#### [Exercise aim]
Exactly as written, print each record in the listing.

#### [Stored entries]

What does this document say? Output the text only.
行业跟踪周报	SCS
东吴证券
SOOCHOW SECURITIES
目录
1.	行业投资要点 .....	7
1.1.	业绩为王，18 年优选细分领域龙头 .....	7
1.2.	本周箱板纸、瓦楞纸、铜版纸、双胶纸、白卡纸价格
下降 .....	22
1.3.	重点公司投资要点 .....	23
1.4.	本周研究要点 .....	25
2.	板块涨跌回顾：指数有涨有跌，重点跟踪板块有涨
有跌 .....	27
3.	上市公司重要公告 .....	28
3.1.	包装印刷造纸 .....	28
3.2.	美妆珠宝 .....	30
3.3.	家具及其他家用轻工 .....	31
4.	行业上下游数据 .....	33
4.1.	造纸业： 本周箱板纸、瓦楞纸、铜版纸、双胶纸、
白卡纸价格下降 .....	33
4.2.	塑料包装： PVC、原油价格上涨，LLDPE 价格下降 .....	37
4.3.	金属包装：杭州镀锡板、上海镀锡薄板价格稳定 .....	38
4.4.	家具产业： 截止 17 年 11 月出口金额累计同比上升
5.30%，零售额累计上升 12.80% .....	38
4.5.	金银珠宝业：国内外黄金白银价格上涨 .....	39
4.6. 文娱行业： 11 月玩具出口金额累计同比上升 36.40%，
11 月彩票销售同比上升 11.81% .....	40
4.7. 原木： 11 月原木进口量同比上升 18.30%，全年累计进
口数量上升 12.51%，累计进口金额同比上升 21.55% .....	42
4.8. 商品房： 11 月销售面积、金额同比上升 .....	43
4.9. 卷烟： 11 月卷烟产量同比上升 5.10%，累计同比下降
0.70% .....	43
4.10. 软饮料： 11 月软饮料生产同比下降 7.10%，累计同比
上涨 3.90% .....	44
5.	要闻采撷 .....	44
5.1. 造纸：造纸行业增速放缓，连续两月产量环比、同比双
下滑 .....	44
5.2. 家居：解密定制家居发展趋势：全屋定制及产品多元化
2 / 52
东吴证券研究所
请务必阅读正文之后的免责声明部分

#### [Answer to this task]
What does this document say? Output the text only.
行业跟踪周报	SCS
东吴证券
SOOCHOW SECURITIES
目录
1.	行业投资要点 .....	7
1.1.	业绩为王，18 年优选细分领域龙头 .....	7
1.2.	本周箱板纸、瓦楞纸、铜版纸、双胶纸、白卡纸价格
下降 .....	22
1.3.	重点公司投资要点 .....	23
1.4.	本周研究要点 .....	25
2.	板块涨跌回顾：指数有涨有跌，重点跟踪板块有涨
有跌 .....	27
3.	上市公司重要公告 .....	28
3.1.	包装印刷造纸 .....	28
3.2.	美妆珠宝 .....	30
3.3.	家具及其他家用轻工 .....	31
4.	行业上下游数据 .....	33
4.1.	造纸业： 本周箱板纸、瓦楞纸、铜版纸、双胶纸、
白卡纸价格下降 .....	33
4.2.	塑料包装： PVC、原油价格上涨，LLDPE 价格下降 .....	37
4.3.	金属包装：杭州镀锡板、上海镀锡薄板价格稳定 .....	38
4.4.	家具产业： 截止 17 年 11 月出口金额累计同比上升
5.30%，零售额累计上升 12.80% .....	38
4.5.	金银珠宝业：国内外黄金白银价格上涨 .....	39
4.6. 文娱行业： 11 月玩具出口金额累计同比上升 36.40%，
11 月彩票销售同比上升 11.81% .....	40
4.7. 原木： 11 月原木进口量同比上升 18.30%，全年累计进
口数量上升 12.51%，累计进口金额同比上升 21.55% .....	42
4.8. 商品房： 11 月销售面积、金额同比上升 .....	43
4.9. 卷烟： 11 月卷烟产量同比上升 5.10%，累计同比下降
0.70% .....	43
4.10. 软饮料： 11 月软饮料生产同比下降 7.10%，累计同比
上涨 3.90% .....	44
5.	要闻采撷 .....	44
5.1. 造纸：造纸行业增速放缓，连续两月产量环比、同比双
下滑 .....	44
5.2. 家居：解密定制家居发展趋势：全屋定制及产品多元化
2 / 52
东吴证券研究所
请务必阅读正文之后的免责声明部分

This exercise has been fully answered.